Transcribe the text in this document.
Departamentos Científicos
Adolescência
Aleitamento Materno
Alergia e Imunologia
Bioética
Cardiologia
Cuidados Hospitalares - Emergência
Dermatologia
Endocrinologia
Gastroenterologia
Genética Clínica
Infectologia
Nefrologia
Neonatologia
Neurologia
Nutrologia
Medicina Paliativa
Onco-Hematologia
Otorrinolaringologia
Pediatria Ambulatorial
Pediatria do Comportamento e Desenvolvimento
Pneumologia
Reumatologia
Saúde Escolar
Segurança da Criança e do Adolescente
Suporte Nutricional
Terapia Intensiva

* * * * * * * * *

**WORK REQUIRED**:
Would you give the material above again, complete and exact?

**TASK OUTPUT**:
Transcribe the text in this document.
Departamentos Científicos
Adolescência
Aleitamento Materno
Alergia e Imunologia
Bioética
Cardiologia
Cuidados Hospitalares - Emergência
Dermatologia
Endocrinologia
Gastroenterologia
Genética Clínica
Infectologia
Nefrologia
Neonatologia
Neurologia
Nutrologia
Medicina Paliativa
Onco-Hematologia
Otorrinolaringologia
Pediatria Ambulatorial
Pediatria do Comportamento e Desenvolvimento
Pneumologia
Reumatologia
Saúde Escolar
Segurança da Criança e do Adolescente
Suporte Nutricional
Terapia Intensiva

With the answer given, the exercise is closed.